---------- Dataset

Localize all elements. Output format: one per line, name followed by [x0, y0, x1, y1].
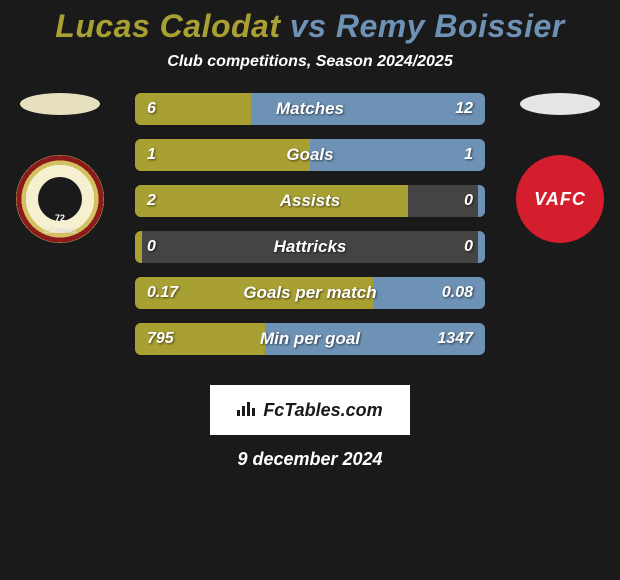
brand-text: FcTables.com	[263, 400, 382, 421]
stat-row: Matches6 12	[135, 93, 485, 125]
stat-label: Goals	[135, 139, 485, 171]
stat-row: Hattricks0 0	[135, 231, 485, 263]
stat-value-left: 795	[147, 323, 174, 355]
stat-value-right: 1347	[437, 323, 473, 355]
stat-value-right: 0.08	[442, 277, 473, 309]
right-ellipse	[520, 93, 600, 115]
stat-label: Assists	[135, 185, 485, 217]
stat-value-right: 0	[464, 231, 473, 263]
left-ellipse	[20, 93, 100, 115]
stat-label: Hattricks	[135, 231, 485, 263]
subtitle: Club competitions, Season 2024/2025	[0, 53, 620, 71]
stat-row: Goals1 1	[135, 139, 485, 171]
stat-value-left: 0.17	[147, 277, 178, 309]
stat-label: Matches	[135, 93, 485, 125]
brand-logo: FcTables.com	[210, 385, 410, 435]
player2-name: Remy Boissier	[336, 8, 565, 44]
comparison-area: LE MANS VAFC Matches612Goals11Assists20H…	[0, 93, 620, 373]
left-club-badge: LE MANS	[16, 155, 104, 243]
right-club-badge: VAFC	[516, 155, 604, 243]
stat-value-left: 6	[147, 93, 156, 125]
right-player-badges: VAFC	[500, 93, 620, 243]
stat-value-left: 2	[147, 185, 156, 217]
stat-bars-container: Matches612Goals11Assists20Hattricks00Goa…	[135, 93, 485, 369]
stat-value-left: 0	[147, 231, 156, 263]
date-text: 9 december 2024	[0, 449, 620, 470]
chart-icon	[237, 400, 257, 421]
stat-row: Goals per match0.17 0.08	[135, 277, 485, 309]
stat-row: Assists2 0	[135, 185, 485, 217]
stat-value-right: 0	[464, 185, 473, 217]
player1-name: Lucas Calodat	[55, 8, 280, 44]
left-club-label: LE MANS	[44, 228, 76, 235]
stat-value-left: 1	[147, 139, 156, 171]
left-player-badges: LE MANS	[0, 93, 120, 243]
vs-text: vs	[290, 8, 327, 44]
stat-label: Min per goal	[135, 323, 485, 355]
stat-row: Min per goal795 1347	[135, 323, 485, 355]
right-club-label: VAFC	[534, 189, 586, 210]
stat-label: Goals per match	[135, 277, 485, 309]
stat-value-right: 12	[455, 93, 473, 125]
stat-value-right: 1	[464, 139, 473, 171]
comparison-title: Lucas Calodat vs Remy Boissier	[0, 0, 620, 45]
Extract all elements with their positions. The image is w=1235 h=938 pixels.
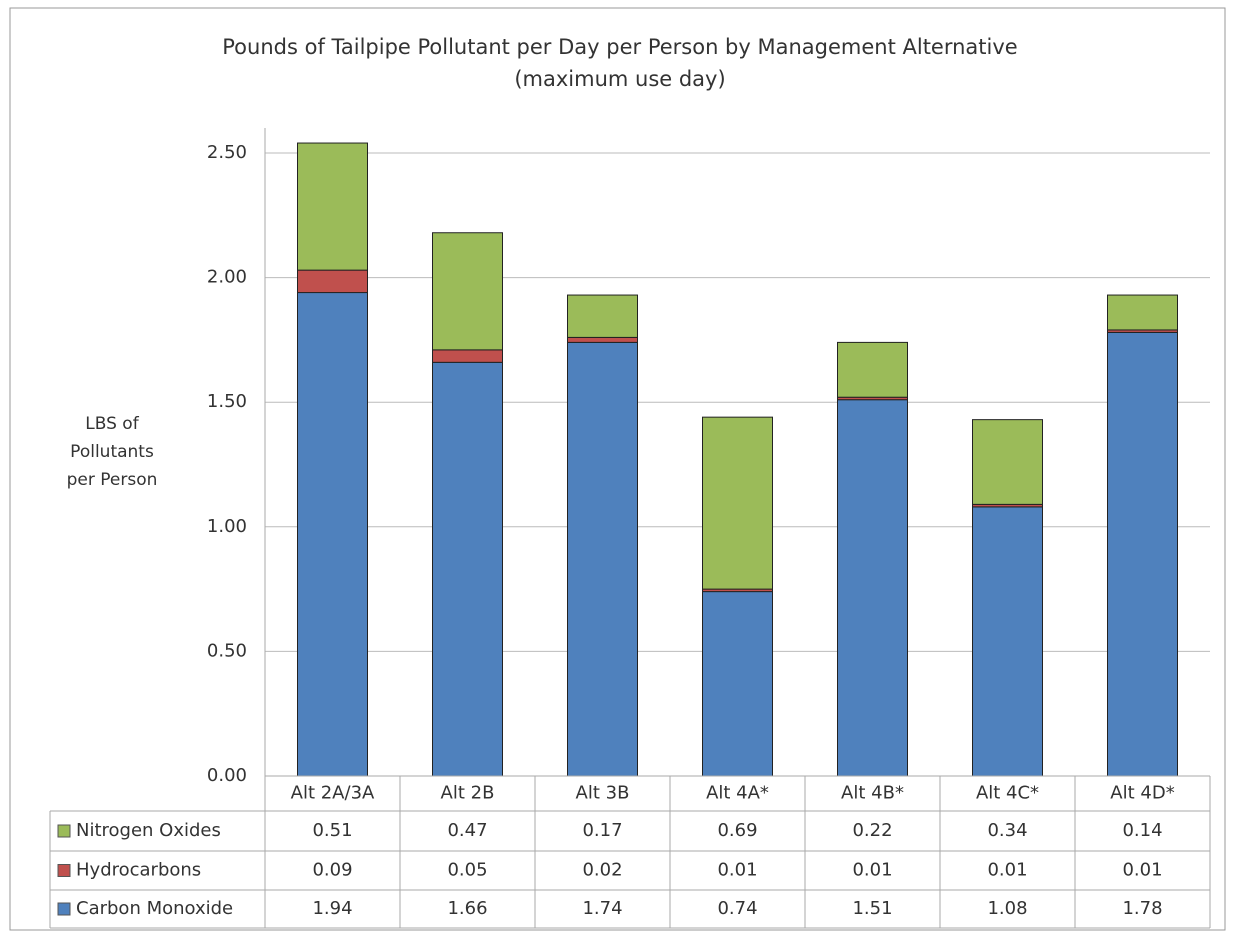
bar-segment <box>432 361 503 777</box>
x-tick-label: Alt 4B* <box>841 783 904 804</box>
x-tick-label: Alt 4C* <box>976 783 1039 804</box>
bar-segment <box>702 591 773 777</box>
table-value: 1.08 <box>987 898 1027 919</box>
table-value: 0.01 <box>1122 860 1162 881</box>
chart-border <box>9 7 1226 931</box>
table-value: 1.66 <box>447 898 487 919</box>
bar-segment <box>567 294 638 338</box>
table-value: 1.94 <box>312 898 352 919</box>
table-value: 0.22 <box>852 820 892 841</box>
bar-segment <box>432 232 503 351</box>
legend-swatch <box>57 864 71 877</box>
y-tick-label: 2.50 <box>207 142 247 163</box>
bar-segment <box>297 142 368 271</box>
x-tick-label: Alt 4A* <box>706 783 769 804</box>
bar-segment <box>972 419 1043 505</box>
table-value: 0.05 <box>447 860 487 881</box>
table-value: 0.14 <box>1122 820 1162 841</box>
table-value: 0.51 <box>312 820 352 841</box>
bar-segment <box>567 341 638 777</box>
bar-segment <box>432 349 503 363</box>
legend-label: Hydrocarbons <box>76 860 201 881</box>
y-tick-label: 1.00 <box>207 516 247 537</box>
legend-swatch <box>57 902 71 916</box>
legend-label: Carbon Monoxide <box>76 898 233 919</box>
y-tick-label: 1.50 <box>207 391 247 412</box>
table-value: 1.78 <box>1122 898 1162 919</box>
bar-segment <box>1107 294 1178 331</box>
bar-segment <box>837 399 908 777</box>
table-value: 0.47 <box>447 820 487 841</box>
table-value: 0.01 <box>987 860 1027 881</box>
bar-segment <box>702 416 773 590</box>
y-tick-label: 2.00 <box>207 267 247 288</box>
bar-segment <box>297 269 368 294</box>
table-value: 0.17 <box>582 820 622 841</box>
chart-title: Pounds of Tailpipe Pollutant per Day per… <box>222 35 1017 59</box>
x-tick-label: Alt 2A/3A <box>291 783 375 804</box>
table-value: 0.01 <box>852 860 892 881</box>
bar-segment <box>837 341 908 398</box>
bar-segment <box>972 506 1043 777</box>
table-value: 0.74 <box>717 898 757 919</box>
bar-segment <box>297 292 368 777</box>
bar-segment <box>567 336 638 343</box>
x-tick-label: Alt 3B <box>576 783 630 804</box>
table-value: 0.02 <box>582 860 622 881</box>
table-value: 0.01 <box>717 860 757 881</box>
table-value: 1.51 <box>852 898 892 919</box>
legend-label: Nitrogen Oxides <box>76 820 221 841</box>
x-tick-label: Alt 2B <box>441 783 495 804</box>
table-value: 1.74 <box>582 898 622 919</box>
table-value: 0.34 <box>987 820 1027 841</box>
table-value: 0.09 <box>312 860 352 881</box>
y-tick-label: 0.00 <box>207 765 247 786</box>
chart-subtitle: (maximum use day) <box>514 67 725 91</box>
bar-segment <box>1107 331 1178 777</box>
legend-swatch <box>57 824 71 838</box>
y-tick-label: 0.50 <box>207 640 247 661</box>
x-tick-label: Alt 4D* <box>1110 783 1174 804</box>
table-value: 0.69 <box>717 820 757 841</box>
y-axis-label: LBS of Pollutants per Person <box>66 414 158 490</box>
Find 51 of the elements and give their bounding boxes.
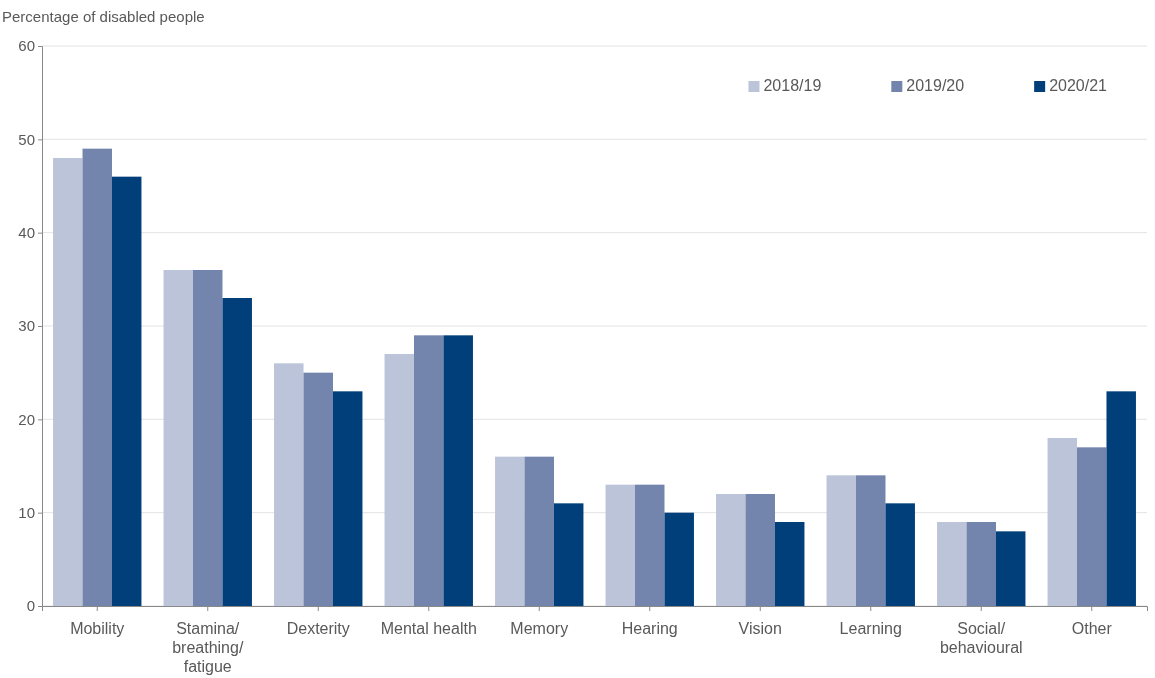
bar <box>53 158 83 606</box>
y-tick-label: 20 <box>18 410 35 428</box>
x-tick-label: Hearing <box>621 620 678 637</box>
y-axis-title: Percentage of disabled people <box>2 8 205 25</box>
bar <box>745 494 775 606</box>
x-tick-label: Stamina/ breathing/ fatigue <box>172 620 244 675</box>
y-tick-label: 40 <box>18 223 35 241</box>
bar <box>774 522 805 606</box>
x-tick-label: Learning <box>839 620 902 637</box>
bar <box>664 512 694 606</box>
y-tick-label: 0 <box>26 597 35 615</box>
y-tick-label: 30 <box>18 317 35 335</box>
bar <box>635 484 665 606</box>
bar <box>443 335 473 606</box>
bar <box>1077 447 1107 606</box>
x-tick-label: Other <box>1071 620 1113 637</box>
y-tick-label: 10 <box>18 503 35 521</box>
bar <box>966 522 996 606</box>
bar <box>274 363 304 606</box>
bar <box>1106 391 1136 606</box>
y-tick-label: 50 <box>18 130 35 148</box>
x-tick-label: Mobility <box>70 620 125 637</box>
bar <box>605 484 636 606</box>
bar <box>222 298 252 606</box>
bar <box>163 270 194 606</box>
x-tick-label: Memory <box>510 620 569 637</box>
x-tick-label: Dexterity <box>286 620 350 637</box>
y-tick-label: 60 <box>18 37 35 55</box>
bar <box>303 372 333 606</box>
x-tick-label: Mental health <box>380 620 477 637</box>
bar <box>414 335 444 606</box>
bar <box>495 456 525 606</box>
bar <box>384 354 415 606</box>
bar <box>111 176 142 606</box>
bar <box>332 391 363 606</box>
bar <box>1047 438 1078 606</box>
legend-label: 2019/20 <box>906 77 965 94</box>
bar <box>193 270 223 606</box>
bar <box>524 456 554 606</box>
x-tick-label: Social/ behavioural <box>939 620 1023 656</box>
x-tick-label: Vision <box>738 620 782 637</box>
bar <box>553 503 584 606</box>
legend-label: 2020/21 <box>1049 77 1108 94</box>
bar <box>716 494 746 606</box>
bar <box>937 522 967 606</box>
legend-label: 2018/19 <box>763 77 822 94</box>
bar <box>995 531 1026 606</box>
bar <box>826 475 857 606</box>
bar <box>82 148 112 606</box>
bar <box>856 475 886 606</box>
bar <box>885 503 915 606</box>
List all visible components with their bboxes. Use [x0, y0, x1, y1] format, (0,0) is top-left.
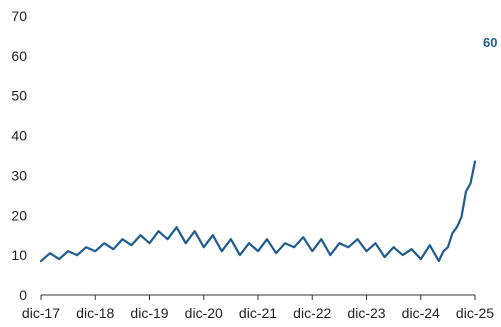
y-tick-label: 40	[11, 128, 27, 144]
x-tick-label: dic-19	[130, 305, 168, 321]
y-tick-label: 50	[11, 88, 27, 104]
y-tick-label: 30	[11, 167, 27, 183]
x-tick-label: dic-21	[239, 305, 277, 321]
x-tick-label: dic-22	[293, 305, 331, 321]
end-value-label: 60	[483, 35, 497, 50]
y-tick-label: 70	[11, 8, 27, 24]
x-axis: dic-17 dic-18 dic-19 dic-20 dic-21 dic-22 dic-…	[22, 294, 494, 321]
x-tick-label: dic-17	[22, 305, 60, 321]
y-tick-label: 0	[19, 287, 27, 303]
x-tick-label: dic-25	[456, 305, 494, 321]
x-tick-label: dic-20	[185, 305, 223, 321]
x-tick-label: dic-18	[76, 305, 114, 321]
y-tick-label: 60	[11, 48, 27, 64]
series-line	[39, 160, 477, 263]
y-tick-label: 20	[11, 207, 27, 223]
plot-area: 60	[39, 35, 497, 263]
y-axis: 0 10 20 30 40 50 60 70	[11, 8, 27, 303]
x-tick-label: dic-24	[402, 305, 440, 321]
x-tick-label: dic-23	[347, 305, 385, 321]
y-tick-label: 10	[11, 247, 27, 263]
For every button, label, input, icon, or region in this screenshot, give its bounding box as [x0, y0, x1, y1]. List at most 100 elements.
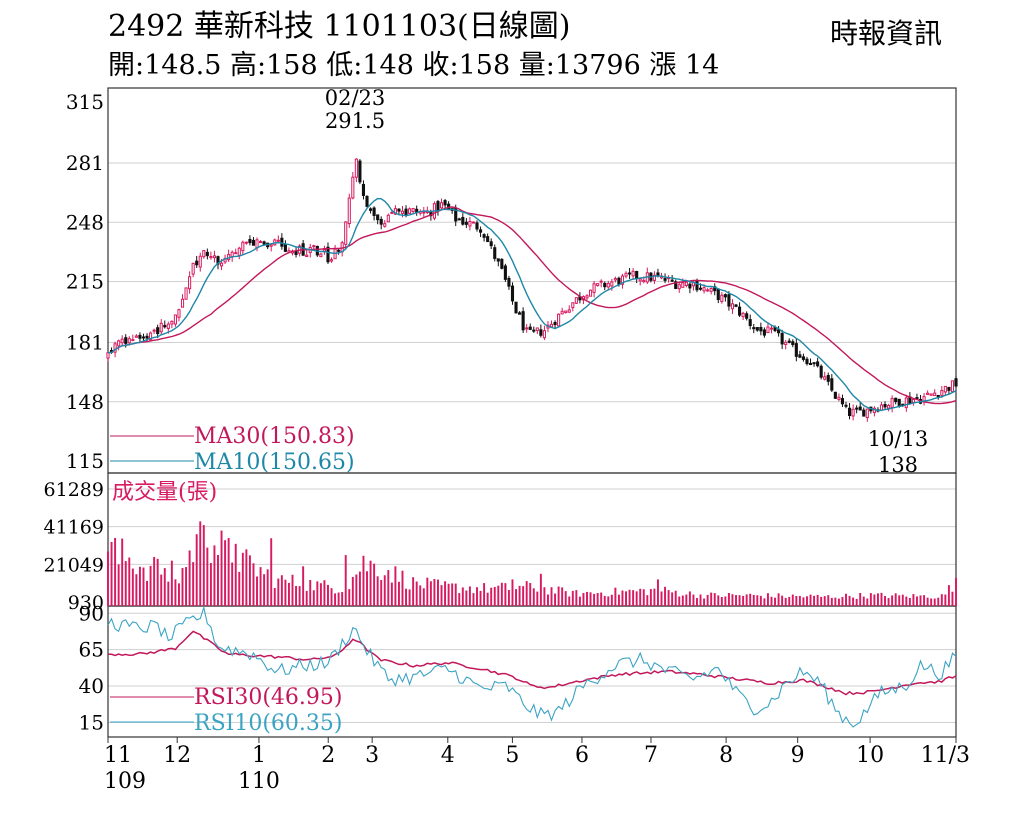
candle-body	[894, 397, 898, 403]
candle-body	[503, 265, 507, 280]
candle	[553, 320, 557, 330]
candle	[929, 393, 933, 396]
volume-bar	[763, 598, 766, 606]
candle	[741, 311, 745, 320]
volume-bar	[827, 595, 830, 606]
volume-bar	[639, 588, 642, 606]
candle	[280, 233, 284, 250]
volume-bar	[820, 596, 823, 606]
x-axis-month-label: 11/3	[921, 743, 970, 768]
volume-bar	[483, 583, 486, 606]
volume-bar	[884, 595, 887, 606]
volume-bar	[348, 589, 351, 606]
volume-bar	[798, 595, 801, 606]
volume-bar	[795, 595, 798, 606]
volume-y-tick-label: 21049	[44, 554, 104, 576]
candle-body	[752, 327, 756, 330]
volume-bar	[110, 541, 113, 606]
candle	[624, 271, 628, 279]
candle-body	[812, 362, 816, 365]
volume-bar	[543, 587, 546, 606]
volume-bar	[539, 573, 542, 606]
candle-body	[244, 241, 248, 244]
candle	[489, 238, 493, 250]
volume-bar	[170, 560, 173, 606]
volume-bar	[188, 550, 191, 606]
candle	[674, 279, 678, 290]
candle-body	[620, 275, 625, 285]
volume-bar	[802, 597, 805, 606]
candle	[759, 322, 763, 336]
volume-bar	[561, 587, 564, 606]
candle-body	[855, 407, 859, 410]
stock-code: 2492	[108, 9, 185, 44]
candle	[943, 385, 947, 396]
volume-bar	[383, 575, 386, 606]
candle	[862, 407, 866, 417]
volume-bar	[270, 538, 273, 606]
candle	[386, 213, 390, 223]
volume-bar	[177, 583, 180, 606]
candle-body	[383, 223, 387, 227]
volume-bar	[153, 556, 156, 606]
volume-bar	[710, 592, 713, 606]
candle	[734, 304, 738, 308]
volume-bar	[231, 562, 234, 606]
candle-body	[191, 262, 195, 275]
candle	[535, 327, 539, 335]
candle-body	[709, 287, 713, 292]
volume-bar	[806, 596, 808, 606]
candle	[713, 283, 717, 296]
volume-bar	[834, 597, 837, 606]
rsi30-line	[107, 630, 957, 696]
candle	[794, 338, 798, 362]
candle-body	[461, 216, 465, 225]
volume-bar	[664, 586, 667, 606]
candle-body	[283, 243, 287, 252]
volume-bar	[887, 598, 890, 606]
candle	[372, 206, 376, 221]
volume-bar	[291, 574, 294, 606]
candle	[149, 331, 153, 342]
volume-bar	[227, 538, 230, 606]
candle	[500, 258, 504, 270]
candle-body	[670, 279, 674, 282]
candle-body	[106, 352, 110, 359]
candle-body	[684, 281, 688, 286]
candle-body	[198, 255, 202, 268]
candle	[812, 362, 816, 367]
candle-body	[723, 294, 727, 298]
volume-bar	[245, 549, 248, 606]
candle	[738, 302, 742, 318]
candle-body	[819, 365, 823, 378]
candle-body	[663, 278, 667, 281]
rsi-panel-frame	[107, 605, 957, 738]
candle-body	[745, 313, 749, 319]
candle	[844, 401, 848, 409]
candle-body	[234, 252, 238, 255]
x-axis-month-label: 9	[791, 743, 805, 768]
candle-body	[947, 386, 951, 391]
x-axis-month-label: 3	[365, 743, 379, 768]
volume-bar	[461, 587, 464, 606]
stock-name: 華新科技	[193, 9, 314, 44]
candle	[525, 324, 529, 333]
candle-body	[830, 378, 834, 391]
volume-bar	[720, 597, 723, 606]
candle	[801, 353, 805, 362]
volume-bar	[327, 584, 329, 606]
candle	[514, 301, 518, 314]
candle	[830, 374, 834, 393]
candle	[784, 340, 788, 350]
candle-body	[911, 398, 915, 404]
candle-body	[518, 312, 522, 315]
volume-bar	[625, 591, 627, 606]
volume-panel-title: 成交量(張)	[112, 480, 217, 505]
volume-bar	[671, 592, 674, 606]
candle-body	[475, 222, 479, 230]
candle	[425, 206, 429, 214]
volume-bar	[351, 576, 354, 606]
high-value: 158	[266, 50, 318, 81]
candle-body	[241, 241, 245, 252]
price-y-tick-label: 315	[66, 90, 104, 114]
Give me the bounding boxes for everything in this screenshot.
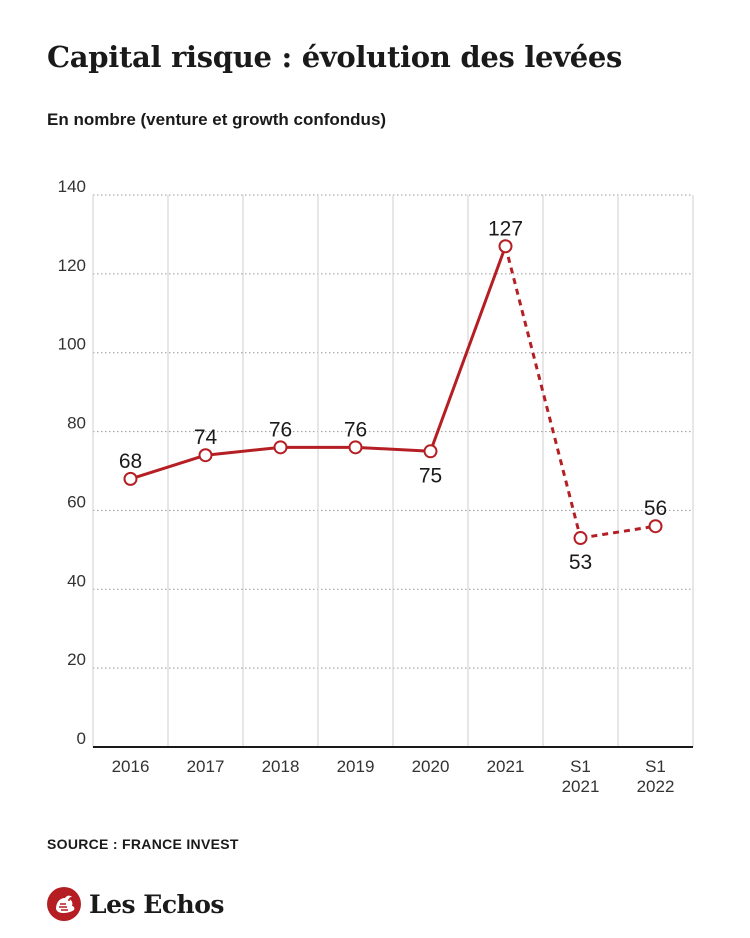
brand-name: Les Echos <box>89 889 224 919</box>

--------------------

Work to complete: Starting at the line that contains "397, 898, 403]" and stopping after the line that contains "562, 234, 606]", write those lines out again with "volume-bar" swapped for "volume-column" and nothing else altered.

Completed task:
candle-body	[894, 397, 898, 403]
candle-body	[503, 265, 507, 280]
candle	[553, 320, 557, 330]
candle	[929, 393, 933, 396]
volume-column	[763, 598, 766, 606]
candle	[741, 311, 745, 320]
volume-column	[827, 595, 830, 606]
volume-column	[639, 588, 642, 606]
candle	[280, 233, 284, 250]
volume-column	[820, 596, 823, 606]
x-axis-month-label: 11/3	[921, 743, 970, 768]
volume-column	[483, 583, 486, 606]
volume-column	[884, 595, 887, 606]
volume-column	[348, 589, 351, 606]
volume-column	[798, 595, 801, 606]
volume-column	[795, 595, 798, 606]
volume-y-tick-label: 21049	[44, 554, 104, 576]
candle-body	[752, 327, 756, 330]
volume-column	[110, 541, 113, 606]
candle	[624, 271, 628, 279]
candle-body	[812, 362, 816, 365]
volume-column	[543, 587, 546, 606]
volume-column	[539, 573, 542, 606]
candle-body	[244, 241, 248, 244]
candle	[489, 238, 493, 250]
volume-column	[170, 560, 173, 606]
volume-column	[188, 550, 191, 606]
candle	[674, 279, 678, 290]
candle-body	[620, 275, 625, 285]
volume-column	[802, 597, 805, 606]
candle	[759, 322, 763, 336]
volume-column	[561, 587, 564, 606]
candle-body	[855, 407, 859, 410]
stock-code: 2492	[108, 9, 185, 44]
candle	[943, 385, 947, 396]
volume-column	[383, 575, 386, 606]
candle	[862, 407, 866, 417]
volume-column	[270, 538, 273, 606]
candle	[386, 213, 390, 223]
volume-column	[177, 583, 180, 606]
candle-body	[383, 223, 387, 227]
volume-column	[153, 556, 156, 606]
volume-column	[710, 592, 713, 606]
candle	[734, 304, 738, 308]
volume-column	[231, 562, 234, 606]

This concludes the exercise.